*RECORD EXTRACTS:*
========
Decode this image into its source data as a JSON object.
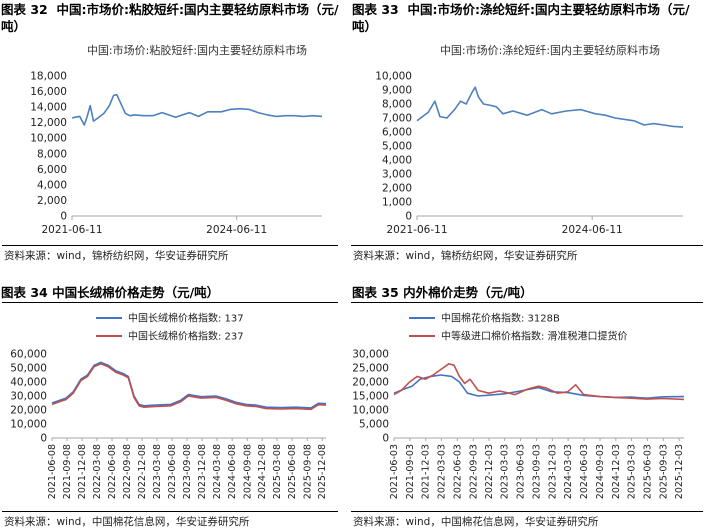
{
  "panels": [
    {
      "heading": "图表 32  中国:市场价:粘胶短纤:国内主要轻纺原料市场（元/吨）",
      "source": "资料来源：wind，锦桥纺织网，华安证券研究所"
    },
    {
      "heading": "图表 33  中国:市场价:涤纶短纤:国内主要轻纺原料市场（元/吨）",
      "source": "资料来源：wind，锦桥纺织网，华安证券研究所"
    },
    {
      "heading": "图表 34 中国长绒棉价格走势（元/吨）",
      "source": "资料来源：wind，中国棉花信息网，华安证券研究所"
    },
    {
      "heading": "图表 35 内外棉价走势（元/吨）",
      "source": "资料来源：wind，中国棉花信息网，华安证券研究所"
    }
  ],
  "chart_data": [
    {
      "type": "line",
      "title": "中国:市场价:粘胶短纤:国内主要轻纺原料市场",
      "ylim": [
        0,
        18000
      ],
      "yticks": [
        0,
        2000,
        4000,
        6000,
        8000,
        10000,
        12000,
        14000,
        16000,
        18000
      ],
      "yticklabels": [
        "0",
        "2,000",
        "4,000",
        "6,000",
        "8,000",
        "10,000",
        "12,000",
        "14,000",
        "16,000",
        "18,000"
      ],
      "xticklabels": [
        "2021-06-11",
        "2024-06-11"
      ],
      "xtick_dates": [
        "2021-06-11",
        "2024-06-11"
      ],
      "xrange": [
        "2021-06-11",
        "2025-12-31"
      ],
      "legend": "none",
      "series": [
        {
          "color": "#4f81bd",
          "x": [
            "2021-06-11",
            "2021-07-01",
            "2021-08-01",
            "2021-09-01",
            "2021-09-20",
            "2021-10-10",
            "2021-11-01",
            "2021-12-01",
            "2022-01-10",
            "2022-02-15",
            "2022-03-15",
            "2022-04-05",
            "2022-05-01",
            "2022-06-01",
            "2022-07-01",
            "2022-08-01",
            "2022-10-01",
            "2022-12-01",
            "2023-02-01",
            "2023-05-01",
            "2023-08-01",
            "2023-10-01",
            "2023-12-01",
            "2024-03-01",
            "2024-05-01",
            "2024-07-01",
            "2024-09-01",
            "2024-11-01",
            "2025-01-01",
            "2025-03-01",
            "2025-05-01",
            "2025-07-01",
            "2025-09-01",
            "2025-11-01",
            "2025-12-31"
          ],
          "y": [
            12600,
            12700,
            12800,
            11700,
            12800,
            14200,
            12200,
            12600,
            13200,
            14200,
            15500,
            15600,
            14500,
            13200,
            12900,
            13000,
            12900,
            12900,
            13300,
            12700,
            13300,
            12800,
            13400,
            13400,
            13700,
            13800,
            13700,
            13300,
            13000,
            12800,
            12900,
            12900,
            12800,
            12900,
            12800
          ]
        }
      ]
    },
    {
      "type": "line",
      "title": "中国:市场价:涤纶短纤:国内主要轻纺原料市场",
      "ylim": [
        0,
        10000
      ],
      "yticks": [
        0,
        1000,
        2000,
        3000,
        4000,
        5000,
        6000,
        7000,
        8000,
        9000,
        10000
      ],
      "yticklabels": [
        "0",
        "1,000",
        "2,000",
        "3,000",
        "4,000",
        "5,000",
        "6,000",
        "7,000",
        "8,000",
        "9,000",
        "10,000"
      ],
      "xticklabels": [
        "2021-06-11",
        "2024-06-11"
      ],
      "xtick_dates": [
        "2021-06-11",
        "2024-06-11"
      ],
      "xrange": [
        "2021-06-11",
        "2025-12-31"
      ],
      "legend": "none",
      "series": [
        {
          "color": "#4f81bd",
          "x": [
            "2021-06-11",
            "2021-07-15",
            "2021-08-20",
            "2021-10-01",
            "2021-11-01",
            "2021-12-15",
            "2022-02-01",
            "2022-03-10",
            "2022-04-15",
            "2022-05-20",
            "2022-06-10",
            "2022-07-01",
            "2022-08-01",
            "2022-09-15",
            "2022-10-20",
            "2022-12-01",
            "2023-02-01",
            "2023-05-01",
            "2023-08-01",
            "2023-10-01",
            "2024-01-01",
            "2024-04-01",
            "2024-07-01",
            "2024-09-01",
            "2024-11-01",
            "2025-01-01",
            "2025-03-01",
            "2025-05-01",
            "2025-07-01",
            "2025-09-01",
            "2025-11-01",
            "2025-12-31"
          ],
          "y": [
            6800,
            7100,
            7400,
            8200,
            7100,
            7000,
            7600,
            8200,
            8000,
            8800,
            9200,
            8500,
            8000,
            7900,
            7800,
            7300,
            7500,
            7200,
            7600,
            7300,
            7500,
            7600,
            7300,
            7200,
            7000,
            6900,
            6800,
            6500,
            6600,
            6500,
            6400,
            6350
          ]
        }
      ]
    },
    {
      "type": "line",
      "ylim": [
        0,
        60000
      ],
      "yticks": [
        0,
        10000,
        20000,
        30000,
        40000,
        50000,
        60000
      ],
      "yticklabels": [
        "0",
        "10,000",
        "20,000",
        "30,000",
        "40,000",
        "50,000",
        "60,000"
      ],
      "xticklabels": [
        "2021-06-08",
        "2021-09-08",
        "2021-12-08",
        "2022-03-08",
        "2022-06-08",
        "2022-09-08",
        "2022-12-08",
        "2023-03-08",
        "2023-06-08",
        "2023-09-08",
        "2023-12-08",
        "2024-03-08",
        "2024-06-08",
        "2024-09-08",
        "2024-12-08",
        "2025-03-08",
        "2025-06-08",
        "2025-09-08",
        "2025-12-08"
      ],
      "xrange": [
        "2021-06-08",
        "2025-12-31"
      ],
      "legend": "top",
      "series": [
        {
          "name": "中国长绒棉价格指数: 137",
          "color": "#4472c4",
          "x": [
            "2021-06-08",
            "2021-07-15",
            "2021-09-01",
            "2021-10-15",
            "2021-12-01",
            "2022-01-10",
            "2022-02-20",
            "2022-04-01",
            "2022-05-15",
            "2022-07-01",
            "2022-08-15",
            "2022-09-15",
            "2022-10-20",
            "2022-11-20",
            "2022-12-20",
            "2023-03-01",
            "2023-06-01",
            "2023-08-01",
            "2023-09-15",
            "2023-12-01",
            "2024-03-01",
            "2024-05-01",
            "2024-07-01",
            "2024-09-01",
            "2024-11-01",
            "2025-01-01",
            "2025-04-01",
            "2025-07-01",
            "2025-10-01",
            "2025-11-15",
            "2025-12-31"
          ],
          "y": [
            25000,
            26500,
            28500,
            33000,
            42000,
            45000,
            52000,
            54000,
            52000,
            48000,
            46000,
            44000,
            30000,
            24000,
            23000,
            23500,
            24000,
            27000,
            31000,
            29500,
            30000,
            28000,
            25500,
            24000,
            23500,
            22000,
            21800,
            22000,
            21500,
            24800,
            24500
          ]
        },
        {
          "name": "中国长绒棉价格指数: 237",
          "color": "#c0504d",
          "x": [
            "2021-06-08",
            "2021-07-15",
            "2021-09-01",
            "2021-10-15",
            "2021-12-01",
            "2022-01-10",
            "2022-02-20",
            "2022-04-01",
            "2022-05-15",
            "2022-07-01",
            "2022-08-15",
            "2022-09-15",
            "2022-10-20",
            "2022-11-20",
            "2022-12-20",
            "2023-03-01",
            "2023-06-01",
            "2023-08-01",
            "2023-09-15",
            "2023-12-01",
            "2024-03-01",
            "2024-05-01",
            "2024-07-01",
            "2024-09-01",
            "2024-11-01",
            "2025-01-01",
            "2025-04-01",
            "2025-07-01",
            "2025-10-01",
            "2025-11-15",
            "2025-12-31"
          ],
          "y": [
            24000,
            25500,
            27500,
            32000,
            41000,
            44000,
            51000,
            53000,
            51000,
            47000,
            45000,
            43000,
            29000,
            23000,
            22000,
            22500,
            23000,
            26000,
            30000,
            28500,
            29000,
            27000,
            24500,
            23000,
            22500,
            21000,
            20800,
            21000,
            20500,
            23800,
            23500
          ]
        }
      ]
    },
    {
      "type": "line",
      "ylim": [
        0,
        30000
      ],
      "yticks": [
        0,
        5000,
        10000,
        15000,
        20000,
        25000,
        30000
      ],
      "yticklabels": [
        "0",
        "5,000",
        "10,000",
        "15,000",
        "20,000",
        "25,000",
        "30,000"
      ],
      "xticklabels": [
        "2021-06-03",
        "2021-09-03",
        "2021-12-03",
        "2022-03-03",
        "2022-06-03",
        "2022-09-03",
        "2022-12-03",
        "2023-03-03",
        "2023-06-03",
        "2023-09-03",
        "2023-12-03",
        "2024-03-03",
        "2024-06-03",
        "2024-09-03",
        "2024-12-03",
        "2025-03-03",
        "2025-06-03",
        "2025-09-03",
        "2025-12-03"
      ],
      "xrange": [
        "2021-06-03",
        "2025-12-31"
      ],
      "legend": "top",
      "series": [
        {
          "name": "中国棉花价格指数: 3128B",
          "color": "#4472c4",
          "x": [
            "2021-06-03",
            "2021-08-01",
            "2021-09-15",
            "2021-11-01",
            "2022-01-01",
            "2022-03-01",
            "2022-05-01",
            "2022-06-15",
            "2022-08-01",
            "2022-10-01",
            "2022-12-01",
            "2023-03-01",
            "2023-06-01",
            "2023-08-01",
            "2023-09-15",
            "2023-12-01",
            "2024-03-01",
            "2024-06-01",
            "2024-09-01",
            "2024-12-01",
            "2025-03-01",
            "2025-06-01",
            "2025-09-01",
            "2025-12-31"
          ],
          "y": [
            16000,
            17500,
            18500,
            21000,
            22000,
            22500,
            22000,
            20000,
            16000,
            15000,
            15300,
            15800,
            16800,
            17500,
            18000,
            16500,
            16200,
            15200,
            14800,
            14500,
            14600,
            14200,
            14700,
            14800
          ]
        },
        {
          "name": "中等级进口棉价格指数: 滑准税港口提货价",
          "color": "#c0504d",
          "x": [
            "2021-06-03",
            "2021-07-15",
            "2021-09-01",
            "2021-10-15",
            "2021-12-01",
            "2022-01-15",
            "2022-03-01",
            "2022-04-15",
            "2022-05-15",
            "2022-06-15",
            "2022-07-15",
            "2022-08-15",
            "2022-10-01",
            "2022-12-01",
            "2023-02-01",
            "2023-05-01",
            "2023-07-15",
            "2023-09-15",
            "2023-11-01",
            "2024-01-01",
            "2024-03-01",
            "2024-04-15",
            "2024-06-01",
            "2024-09-01",
            "2024-12-01",
            "2025-03-01",
            "2025-06-01",
            "2025-09-01",
            "2025-12-31"
          ],
          "y": [
            15500,
            17000,
            20000,
            22000,
            21000,
            22500,
            24500,
            26500,
            26000,
            22000,
            19500,
            21000,
            17000,
            16000,
            16800,
            15500,
            17500,
            18500,
            17800,
            16000,
            16500,
            19000,
            15500,
            14800,
            14500,
            14200,
            13900,
            14100,
            13800
          ]
        }
      ]
    }
  ]
}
========
Look through the entries above and report each line where the string "title" occurs.

*THE RESULT:*
      "title": "中国:市场价:粘胶短纤:国内主要轻纺原料市场",
      "title": "中国:市场价:涤纶短纤:国内主要轻纺原料市场",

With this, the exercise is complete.